Reproduce the lines of the listing from its start through the line containing "y-tick-label: - 100%: [18, 866, 78, 887]", both included.

[Element box annotations]
******

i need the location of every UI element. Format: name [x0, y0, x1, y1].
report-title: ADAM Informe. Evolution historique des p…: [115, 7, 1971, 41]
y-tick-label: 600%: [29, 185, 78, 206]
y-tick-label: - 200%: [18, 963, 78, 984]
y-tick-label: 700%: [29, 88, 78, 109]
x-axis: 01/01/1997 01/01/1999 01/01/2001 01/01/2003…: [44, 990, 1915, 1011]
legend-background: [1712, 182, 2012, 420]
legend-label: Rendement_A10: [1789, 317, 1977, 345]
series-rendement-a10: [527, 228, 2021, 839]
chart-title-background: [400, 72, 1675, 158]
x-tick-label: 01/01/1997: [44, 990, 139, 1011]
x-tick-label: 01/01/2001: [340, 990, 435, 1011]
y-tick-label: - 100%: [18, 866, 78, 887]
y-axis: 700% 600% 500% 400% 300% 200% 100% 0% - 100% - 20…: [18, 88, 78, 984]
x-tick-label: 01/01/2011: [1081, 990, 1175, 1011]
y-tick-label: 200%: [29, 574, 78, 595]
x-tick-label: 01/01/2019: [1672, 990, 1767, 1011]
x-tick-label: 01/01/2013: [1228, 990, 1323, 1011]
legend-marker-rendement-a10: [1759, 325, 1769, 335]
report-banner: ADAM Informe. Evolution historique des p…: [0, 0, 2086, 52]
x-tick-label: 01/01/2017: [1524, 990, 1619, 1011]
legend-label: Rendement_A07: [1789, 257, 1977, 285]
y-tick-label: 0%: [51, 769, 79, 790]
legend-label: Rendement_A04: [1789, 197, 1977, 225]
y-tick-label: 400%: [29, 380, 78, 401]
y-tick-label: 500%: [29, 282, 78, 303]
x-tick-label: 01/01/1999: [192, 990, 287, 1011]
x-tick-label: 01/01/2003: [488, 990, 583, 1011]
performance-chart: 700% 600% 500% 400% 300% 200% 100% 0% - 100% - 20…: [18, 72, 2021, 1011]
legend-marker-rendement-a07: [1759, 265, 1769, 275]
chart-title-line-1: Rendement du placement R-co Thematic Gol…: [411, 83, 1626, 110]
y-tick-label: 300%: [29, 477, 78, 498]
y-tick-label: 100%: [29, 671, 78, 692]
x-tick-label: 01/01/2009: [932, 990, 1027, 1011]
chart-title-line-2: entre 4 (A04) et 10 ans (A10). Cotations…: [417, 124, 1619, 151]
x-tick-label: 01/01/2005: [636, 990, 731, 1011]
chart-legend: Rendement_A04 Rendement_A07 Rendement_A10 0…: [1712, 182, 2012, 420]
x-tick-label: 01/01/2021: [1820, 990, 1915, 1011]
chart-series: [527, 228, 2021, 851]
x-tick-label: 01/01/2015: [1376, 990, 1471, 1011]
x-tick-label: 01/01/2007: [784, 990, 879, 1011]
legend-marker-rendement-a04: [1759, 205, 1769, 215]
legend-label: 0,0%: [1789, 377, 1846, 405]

******

Reply to the task -
i need the location of every UI element. Format: name [x0, y0, x1, y1].
report-title: ADAM Informe. Evolution historique des p…: [115, 7, 1971, 41]
y-tick-label: 600%: [29, 185, 78, 206]
y-tick-label: - 200%: [18, 963, 78, 984]
y-tick-label: 700%: [29, 88, 78, 109]
x-axis: 01/01/1997 01/01/1999 01/01/2001 01/01/2003…: [44, 990, 1915, 1011]
legend-background: [1712, 182, 2012, 420]
legend-label: Rendement_A10: [1789, 317, 1977, 345]
series-rendement-a10: [527, 228, 2021, 839]
chart-title-background: [400, 72, 1675, 158]
x-tick-label: 01/01/1997: [44, 990, 139, 1011]
x-tick-label: 01/01/2001: [340, 990, 435, 1011]
y-tick-label: - 100%: [18, 866, 78, 887]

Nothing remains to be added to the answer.